== Provided information

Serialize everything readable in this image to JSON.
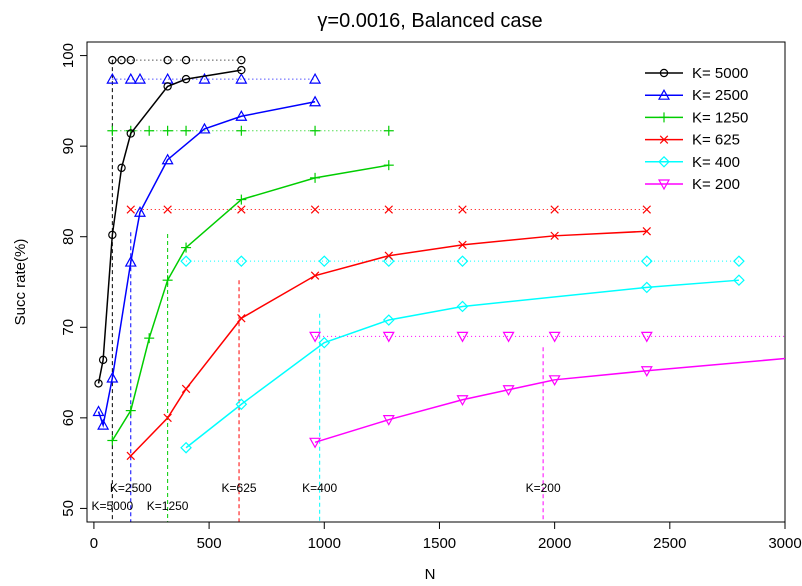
{
  "chart_data": {
    "type": "line",
    "title": "γ=0.0016, Balanced case",
    "xlabel": "N",
    "ylabel": "Succ rate(%)",
    "xlim": [
      -30,
      3000
    ],
    "ylim": [
      48.5,
      101.5
    ],
    "xticks": [
      0,
      500,
      1000,
      1500,
      2000,
      2500,
      3000
    ],
    "yticks": [
      50,
      60,
      70,
      80,
      90,
      100
    ],
    "grid": false,
    "legend_position": "top-right",
    "series": [
      {
        "name": "K= 5000",
        "color": "#000000",
        "marker": "circle",
        "x": [
          20,
          40,
          80,
          120,
          160,
          320,
          400,
          640
        ],
        "y": [
          63.8,
          66.4,
          80.2,
          87.6,
          91.4,
          96.6,
          97.4,
          98.4
        ],
        "ref_x": [
          80,
          120,
          160,
          320,
          400,
          640
        ],
        "ref_y": 99.5
      },
      {
        "name": "K= 2500",
        "color": "#0000ff",
        "marker": "triangle-up",
        "x": [
          20,
          40,
          80,
          160,
          200,
          320,
          480,
          640,
          960
        ],
        "y": [
          60.7,
          59.2,
          64.4,
          77.2,
          82.7,
          88.5,
          91.9,
          93.3,
          94.9
        ],
        "ref_x": [
          80,
          160,
          200,
          320,
          480,
          640,
          960
        ],
        "ref_y": 97.4
      },
      {
        "name": "K= 1250",
        "color": "#00cd00",
        "marker": "plus",
        "x": [
          80,
          160,
          240,
          320,
          400,
          640,
          960,
          1280
        ],
        "y": [
          57.5,
          60.8,
          68.8,
          75.2,
          78.8,
          84.1,
          86.5,
          87.9
        ],
        "ref_x": [
          80,
          160,
          240,
          320,
          400,
          640,
          960,
          1280
        ],
        "ref_y": 91.7
      },
      {
        "name": "K= 625",
        "color": "#ff0000",
        "marker": "x",
        "x": [
          160,
          320,
          400,
          640,
          960,
          1280,
          1600,
          2000,
          2400
        ],
        "y": [
          55.8,
          60.0,
          63.2,
          71.0,
          75.7,
          77.9,
          79.1,
          80.1,
          80.6
        ],
        "ref_x": [
          160,
          320,
          640,
          960,
          1280,
          1600,
          2000,
          2400
        ],
        "ref_y": 83.0
      },
      {
        "name": "K= 400",
        "color": "#00ffff",
        "marker": "diamond",
        "x": [
          400,
          640,
          1000,
          1280,
          1600,
          2400,
          2800
        ],
        "y": [
          56.7,
          61.5,
          68.3,
          70.8,
          72.3,
          74.4,
          75.2
        ],
        "ref_x": [
          400,
          640,
          1000,
          1280,
          1600,
          2400,
          2800
        ],
        "ref_y": 77.3
      },
      {
        "name": "K= 200",
        "color": "#ff00ff",
        "marker": "triangle-down",
        "x": [
          960,
          1280,
          1600,
          1800,
          2000,
          2400,
          3200
        ],
        "y": [
          57.3,
          59.8,
          62.0,
          63.1,
          64.2,
          65.2,
          67.0
        ],
        "ref_x": [
          960,
          1280,
          1600,
          1800,
          2000,
          2400,
          3200
        ],
        "ref_y": 69.0
      }
    ],
    "vlines": [
      {
        "label": "K=5000",
        "x": 80,
        "y_top": 99.5,
        "color": "#000000"
      },
      {
        "label": "K=2500",
        "x": 160,
        "y_top": 80.5,
        "color": "#0000ff"
      },
      {
        "label": "K=1250",
        "x": 320,
        "y_top": 80.3,
        "color": "#00cd00"
      },
      {
        "label": "K=625",
        "x": 630,
        "y_top": 75.2,
        "color": "#ff0000"
      },
      {
        "label": "K=400",
        "x": 980,
        "y_top": 71.5,
        "color": "#00ffff"
      },
      {
        "label": "K=200",
        "x": 1950,
        "y_top": 67.8,
        "color": "#ff00ff"
      }
    ]
  }
}
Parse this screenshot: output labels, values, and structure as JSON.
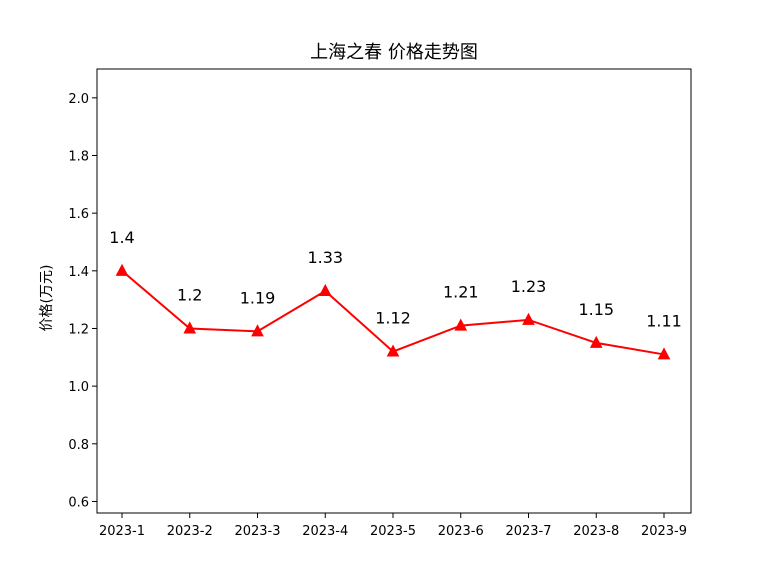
{
  "chart_data": {
    "type": "line",
    "title": "上海之春 价格走势图",
    "xlabel": "",
    "ylabel": "价格(万元)",
    "categories": [
      "2023-1",
      "2023-2",
      "2023-3",
      "2023-4",
      "2023-5",
      "2023-6",
      "2023-7",
      "2023-8",
      "2023-9"
    ],
    "series": [
      {
        "values": [
          1.4,
          1.2,
          1.19,
          1.33,
          1.12,
          1.21,
          1.23,
          1.15,
          1.11
        ],
        "data_labels": [
          "1.4",
          "1.2",
          "1.19",
          "1.33",
          "1.12",
          "1.21",
          "1.23",
          "1.15",
          "1.11"
        ],
        "color": "#ff0000",
        "marker": "triangle"
      }
    ],
    "ylim": [
      0.56,
      2.1
    ],
    "yticks": [
      "0.6",
      "0.8",
      "1.0",
      "1.2",
      "1.4",
      "1.6",
      "1.8",
      "2.0"
    ],
    "grid": false,
    "legend": "none"
  }
}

====

(Stated task):
Copy the records exactly as they appear, excluding images.

(Response below):
Serialize everything readable in this image to JSON.
{
  "chart_data": {
    "type": "line",
    "title": "γ=0.0016, Balanced case",
    "xlabel": "N",
    "ylabel": "Succ rate(%)",
    "xlim": [
      -30,
      3000
    ],
    "ylim": [
      48.5,
      101.5
    ],
    "xticks": [
      0,
      500,
      1000,
      1500,
      2000,
      2500,
      3000
    ],
    "yticks": [
      50,
      60,
      70,
      80,
      90,
      100
    ],
    "grid": false,
    "legend_position": "top-right",
    "series": [
      {
        "name": "K= 5000",
        "color": "#000000",
        "marker": "circle",
        "x": [
          20,
          40,
          80,
          120,
          160,
          320,
          400,
          640
        ],
        "y": [
          63.8,
          66.4,
          80.2,
          87.6,
          91.4,
          96.6,
          97.4,
          98.4
        ],
        "ref_x": [
          80,
          120,
          160,
          320,
          400,
          640
        ],
        "ref_y": 99.5
      },
      {
        "name": "K= 2500",
        "color": "#0000ff",
        "marker": "triangle-up",
        "x": [
          20,
          40,
          80,
          160,
          200,
          320,
          480,
          640,
          960
        ],
        "y": [
          60.7,
          59.2,
          64.4,
          77.2,
          82.7,
          88.5,
          91.9,
          93.3,
          94.9
        ],
        "ref_x": [
          80,
          160,
          200,
          320,
          480,
          640,
          960
        ],
        "ref_y": 97.4
      },
      {
        "name": "K= 1250",
        "color": "#00cd00",
        "marker": "plus",
        "x": [
          80,
          160,
          240,
          320,
          400,
          640,
          960,
          1280
        ],
        "y": [
          57.5,
          60.8,
          68.8,
          75.2,
          78.8,
          84.1,
          86.5,
          87.9
        ],
        "ref_x": [
          80,
          160,
          240,
          320,
          400,
          640,
          960,
          1280
        ],
        "ref_y": 91.7
      },
      {
        "name": "K= 625",
        "color": "#ff0000",
        "marker": "x",
        "x": [
          160,
          320,
          400,
          640,
          960,
          1280,
          1600,
          2000,
          2400
        ],
        "y": [
          55.8,
          60.0,
          63.2,
          71.0,
          75.7,
          77.9,
          79.1,
          80.1,
          80.6
        ],
        "ref_x": [
          160,
          320,
          640,
          960,
          1280,
          1600,
          2000,
          2400
        ],
        "ref_y": 83.0
      },
      {
        "name": "K= 400",
        "color": "#00ffff",
        "marker": "diamond",
        "x": [
          400,
          640,
          1000,
          1280,
          1600,
          2400,
          2800
        ],
        "y": [
          56.7,
          61.5,
          68.3,
          70.8,
          72.3,
          74.4,
          75.2
        ],
        "ref_x": [
          400,
          640,
          1000,
          1280,
          1600,
          2400,
          2800
        ],
        "ref_y": 77.3
      },
      {
        "name": "K= 200",
        "color": "#ff00ff",
        "marker": "triangle-down",
        "x": [
          960,
          1280,
          1600,
          1800,
          2000,
          2400,
          3200
        ],
        "y": [
          57.3,
          59.8,
          62.0,
          63.1,
          64.2,
          65.2,
          67.0
        ],
        "ref_x": [
          960,
          1280,
          1600,
          1800,
          2000,
          2400,
          3200
        ],
        "ref_y": 69.0
      }
    ],
    "vlines": [
      {
        "label": "K=5000",
        "x": 80,
        "y_top": 99.5,
        "color": "#000000"
      },
      {
        "label": "K=2500",
        "x": 160,
        "y_top": 80.5,
        "color": "#0000ff"
      },
      {
        "label": "K=1250",
        "x": 320,
        "y_top": 80.3,
        "color": "#00cd00"
      },
      {
        "label": "K=625",
        "x": 630,
        "y_top": 75.2,
        "color": "#ff0000"
      },
      {
        "label": "K=400",
        "x": 980,
        "y_top": 71.5,
        "color": "#00ffff"
      },
      {
        "label": "K=200",
        "x": 1950,
        "y_top": 67.8,
        "color": "#ff00ff"
      }
    ]
  }
}
Parse this screenshot: output labels, values, and structure as JSON.
{
  "chart_data": {
    "type": "line",
    "title": "上海之春 价格走势图",
    "xlabel": "",
    "ylabel": "价格(万元)",
    "categories": [
      "2023-1",
      "2023-2",
      "2023-3",
      "2023-4",
      "2023-5",
      "2023-6",
      "2023-7",
      "2023-8",
      "2023-9"
    ],
    "series": [
      {
        "values": [
          1.4,
          1.2,
          1.19,
          1.33,
          1.12,
          1.21,
          1.23,
          1.15,
          1.11
        ],
        "data_labels": [
          "1.4",
          "1.2",
          "1.19",
          "1.33",
          "1.12",
          "1.21",
          "1.23",
          "1.15",
          "1.11"
        ],
        "color": "#ff0000",
        "marker": "triangle"
      }
    ],
    "ylim": [
      0.56,
      2.1
    ],
    "yticks": [
      "0.6",
      "0.8",
      "1.0",
      "1.2",
      "1.4",
      "1.6",
      "1.8",
      "2.0"
    ],
    "grid": false,
    "legend": "none"
  }
}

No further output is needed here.